Exercise instructions:
**a.** Update the UK bestsellers article by writing out the passage from "Osman’s 2024 release, We" up to and including "her acclaimed series." again, with "Waterstones" changed to "bookshops".
**b.** Repeat the rows verbatim, from the line with "mesh-node-marker [154,362,180,388]" up to and including the last line of the rows.

Document text:
************
Fantasy, mystery and psychological thriller series dominate the UK’s bestsellers list for 2025, topped by Richard Osman’s The Impossible Fortune. The fifth book in his Thursday Murder Club series secured the top position at 391,429 hardback sales.
Adult colouring also had a resurgence this year: colouring books aimed at all ages made it into the top 20 chart, according to analysis by NielsenIQ BookData.
Coming in behind Osman is Freida McFadden with the 2022 psychological thriller The Housemaid (the follow-up, The Housemaid’s Secret, also appears in the top 20), and in third place is Suzanne Collins’ prequel to The Hunger Games, Sunrise on the Reaping.

In literary fiction, the One Day author David Nicholls makes the top 20 with his romance You Are Here, along with Elif Shafak’s There Are Rivers in the Sky. In self-help, The Let Them Theory by Mel Robbins and her daughter has continued to dominate, shifting 218,919 copies in hardback this year.
Osman’s 2024 release, We Solve Murders, reached fourth on the chart. Close behind was Rebecca Yarros’s Onyx Storm, the third book in her Empyrean fantasy romance series. Two earlier instalments, Fourth Wing and Iron Flame, were also among the 20 bestselling books of the year. For the release of Onyx Storm, readers gathered in Waterstones across the country in January to attend late-night launch celebration parties. The romantasy author Sarah J Maas appeared in 10th place with A Court of Thorns and Roses, the first book in her acclaimed series.

Comedian Bob Mortimer’s The Hotel Avocado, the sequel to The Satsuma Complex, sold 210,116 paperbacks this year and was commended by Ella Risbridger in the Guardian as “totally affable and genuinely bonkers”. Lee Child and Andrew Child, Charlie Mackesy, Dan Brown, Kristin Hannah and Jamie Oliver also feature in the list.
Colouring books appear to be trending again as Coco Wyo’s Cozy Corner and Cozy Cuties, marketed to adults and children, made the top 15. The two books account for close to 500,000 sales this year.
************
Data lines:

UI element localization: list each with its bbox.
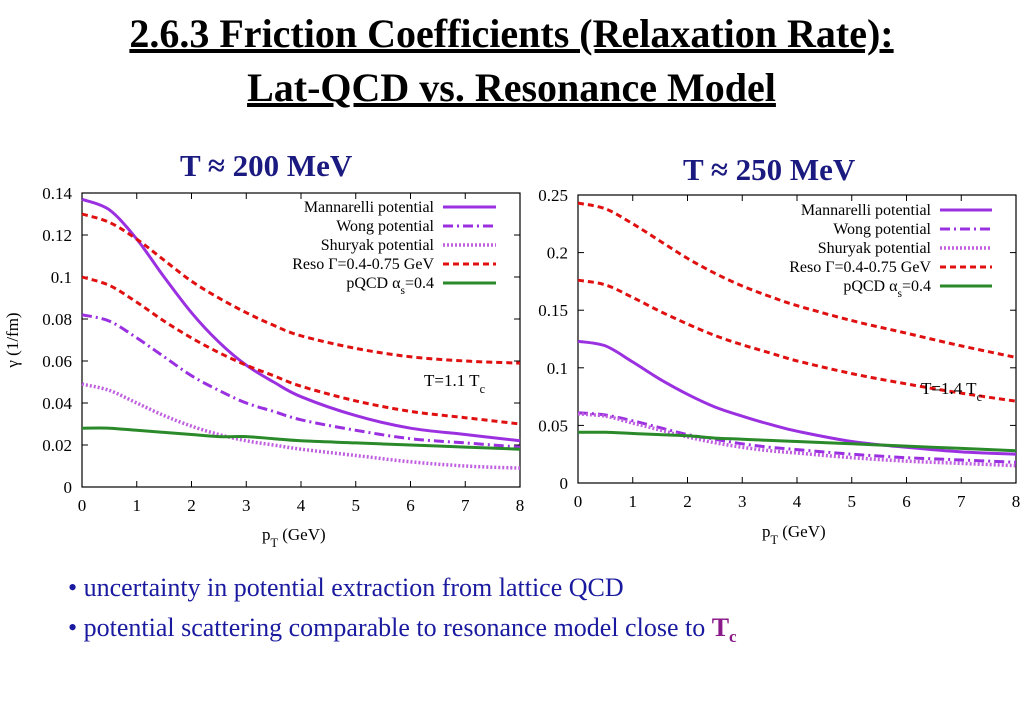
slide-title-line1: 2.6.3 Friction Coefficients (Relaxation … xyxy=(129,11,894,56)
c2-y-tick-label: 0 xyxy=(560,474,569,493)
c1-temperature-annotation: T=1.1 Tc xyxy=(424,371,486,396)
c1-y-tick-label: 0.1 xyxy=(51,268,72,287)
c1-series-line-wong-potential-1 xyxy=(81,313,521,449)
c1-series-line-pqcd-5 xyxy=(81,426,521,451)
bullet-item-2: • potential scattering comparable to res… xyxy=(68,608,737,657)
c2-legend-label-1: Wong potential xyxy=(833,221,931,238)
c2-y-tick-label: 0.1 xyxy=(547,359,568,378)
c1-y-tick-label: 0.12 xyxy=(42,226,72,245)
c1-x-tick-label: 0 xyxy=(78,496,87,515)
c2-plot-frame xyxy=(577,194,1017,484)
c2-y-tick-label: 0.25 xyxy=(538,186,568,205)
c2-plot-background xyxy=(530,188,1023,544)
slide-title-line2: Lat-QCD vs. Resonance Model xyxy=(247,65,776,110)
bullet-text-2: • potential scattering comparable to res… xyxy=(68,613,712,642)
c2-x-tick-label: 1 xyxy=(629,492,638,511)
c1-plot-frame xyxy=(81,192,521,488)
c2-y-tick-label: 0.2 xyxy=(547,244,568,263)
c2-x-tick-label: 4 xyxy=(793,492,802,511)
c1-y-tick-label: 0.04 xyxy=(42,394,72,413)
c2-x-tick-label: 5 xyxy=(848,492,857,511)
tc-symbol: Tc xyxy=(711,613,737,646)
panel-label-right: T ≈ 250 MeV xyxy=(683,152,856,187)
c2-x-tick-label: 7 xyxy=(957,492,966,511)
c1-x-tick-label: 5 xyxy=(352,496,361,515)
c1-y-tick-label: 0 xyxy=(64,478,73,497)
c2-x-tick-label: 3 xyxy=(738,492,747,511)
c2-x-tick-label: 6 xyxy=(902,492,911,511)
c1-series-line-reso-3 xyxy=(81,212,521,365)
c2-y-tick-label: 0.05 xyxy=(538,416,568,435)
c2-series-line-wong-potential-1 xyxy=(577,411,1017,464)
c1-x-tick-label: 3 xyxy=(242,496,251,515)
c1-y-tick-label: 0.02 xyxy=(42,436,72,455)
c1-legend-label-1: Wong potential xyxy=(336,218,434,235)
c1-legend-label-2: Shuryak potential xyxy=(321,237,435,254)
slide-title-second: Lat-QCD vs. Resonance Model xyxy=(0,62,1023,114)
bullet-item-1: • uncertainty in potential extraction fr… xyxy=(68,568,737,608)
c2-legend-label-0: Mannarelli potential xyxy=(801,202,932,219)
panel-label-left: T ≈ 200 MeV xyxy=(180,148,353,183)
c2-legend-label-3: Reso Γ=0.4-0.75 GeV xyxy=(789,259,931,276)
c1-legend-label-4: pQCD αs=0.4 xyxy=(346,275,434,297)
c1-series-line-shuryak-potential-2 xyxy=(81,382,521,470)
c1-y-tick-label: 0.08 xyxy=(42,310,72,329)
c1-x-axis-label: pT (GeV) xyxy=(262,525,326,550)
slide-title: 2.6.3 Friction Coefficients (Relaxation … xyxy=(0,8,1023,60)
tc-main: T xyxy=(711,613,730,642)
c2-series-line-shuryak-potential-2 xyxy=(577,412,1017,468)
c2-temperature-annotation: T=1.4 Tc xyxy=(921,379,983,404)
c2-series-line-mannarelli-potential-0 xyxy=(577,339,1017,456)
c2-x-tick-label: 8 xyxy=(1012,492,1021,511)
c1-x-tick-label: 1 xyxy=(133,496,142,515)
c2-legend-label-4: pQCD αs=0.4 xyxy=(843,278,931,300)
c1-x-tick-label: 8 xyxy=(516,496,525,515)
c1-x-tick-label: 6 xyxy=(406,496,415,515)
c1-y-tick-label: 0.14 xyxy=(42,184,72,203)
bullet-text-1: • uncertainty in potential extraction fr… xyxy=(68,573,624,602)
c2-x-axis-label: pT (GeV) xyxy=(762,522,826,547)
c1-legend-label-0: Mannarelli potential xyxy=(304,199,435,216)
c1-legend-label-3: Reso Γ=0.4-0.75 GeV xyxy=(292,256,434,273)
bullet-list: • uncertainty in potential extraction fr… xyxy=(68,568,737,657)
c2-series-line-reso-3 xyxy=(577,201,1017,359)
c1-plot-background xyxy=(4,186,528,547)
c1-x-tick-label: 2 xyxy=(187,496,196,515)
tc-sub: c xyxy=(729,627,737,647)
c1-y-axis-label: γ (1/fm) xyxy=(3,312,22,368)
c2-legend-label-2: Shuryak potential xyxy=(818,240,932,257)
c1-x-tick-label: 7 xyxy=(461,496,470,515)
c2-y-tick-label: 0.15 xyxy=(538,301,568,320)
c2-series-line-pqcd-5 xyxy=(577,430,1017,453)
c1-y-tick-label: 0.06 xyxy=(42,352,72,371)
c1-series-line-mannarelli-potential-0 xyxy=(81,197,521,443)
c2-x-tick-label: 2 xyxy=(683,492,692,511)
c1-x-tick-label: 4 xyxy=(297,496,306,515)
c1-series-line-reso-4 xyxy=(81,275,521,426)
c2-x-tick-label: 0 xyxy=(574,492,583,511)
c2-series-line-reso-4 xyxy=(577,278,1017,403)
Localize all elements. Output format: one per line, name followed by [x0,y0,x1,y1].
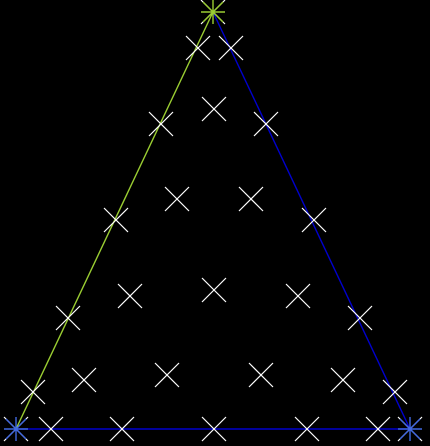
mesh-node-marker [154,362,180,388]
triangle-left-edge [15,11,214,430]
mesh-node-marker [103,207,129,233]
mesh-node-marker [330,367,356,393]
mesh-node-marker [109,416,135,442]
mesh-node-marker [285,283,311,309]
apex-highlight [201,0,225,24]
mesh-node-marker [248,362,274,388]
mesh-node-marker [201,96,227,122]
point-markers [3,0,423,442]
mesh-node-marker [347,305,373,331]
triangle-right-edge [212,11,411,430]
mesh-node-marker [253,111,279,137]
mesh-node-marker [148,111,174,137]
mesh-node-marker [20,379,46,405]
mesh-node-marker [201,277,227,303]
mesh-node-marker [55,305,81,331]
mesh-node-marker [382,379,408,405]
base-left-corner-highlight [4,417,28,441]
mesh-node-marker [365,416,391,442]
mesh-node-marker [201,416,227,442]
mesh-node-marker [238,186,264,212]
mesh-node-marker [301,207,327,233]
mesh-node-marker [71,367,97,393]
mesh-node-marker [38,416,64,442]
mesh-node-marker [218,35,244,61]
mesh-node-marker [164,186,190,212]
mesh-node-marker [185,35,211,61]
mesh-node-marker [294,416,320,442]
mesh-node-marker [117,283,143,309]
base-right-corner-highlight [398,417,422,441]
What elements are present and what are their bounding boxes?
************
Answers to the exercises:
**a.**
Osman’s 2024 release, We Solve Murders, reached fourth on the chart. Close behind was Rebecca Yarros’s Onyx Storm, the third book in her Empyrean fantasy romance series. Two earlier instalments, Fourth Wing and Iron Flame, were also among the 20 bestselling books of the year. For the release of Onyx Storm, readers gathered in bookshops across the country in January to attend late-night launch celebration parties. The romantasy author Sarah J Maas appeared in 10th place with A Court of Thorns and Roses, the first book in her acclaimed series.

**b.**
mesh-node-marker [154,362,180,388]
triangle-left-edge [15,11,214,430]
mesh-node-marker [103,207,129,233]
mesh-node-marker [330,367,356,393]
mesh-node-marker [109,416,135,442]
mesh-node-marker [285,283,311,309]
apex-highlight [201,0,225,24]
mesh-node-marker [248,362,274,388]
mesh-node-marker [201,96,227,122]
point-markers [3,0,423,442]
mesh-node-marker [347,305,373,331]
triangle-right-edge [212,11,411,430]
mesh-node-marker [253,111,279,137]
mesh-node-marker [148,111,174,137]
mesh-node-marker [20,379,46,405]
mesh-node-marker [201,277,227,303]
mesh-node-marker [55,305,81,331]
mesh-node-marker [382,379,408,405]
base-left-corner-highlight [4,417,28,441]
mesh-node-marker [365,416,391,442]
mesh-node-marker [201,416,227,442]
mesh-node-marker [238,186,264,212]
mesh-node-marker [301,207,327,233]
mesh-node-marker [71,367,97,393]
mesh-node-marker [38,416,64,442]
mesh-node-marker [218,35,244,61]
mesh-node-marker [164,186,190,212]
mesh-node-marker [185,35,211,61]
mesh-node-marker [294,416,320,442]
mesh-node-marker [117,283,143,309]
base-right-corner-highlight [398,417,422,441]
What elements are present and what are their bounding boxes?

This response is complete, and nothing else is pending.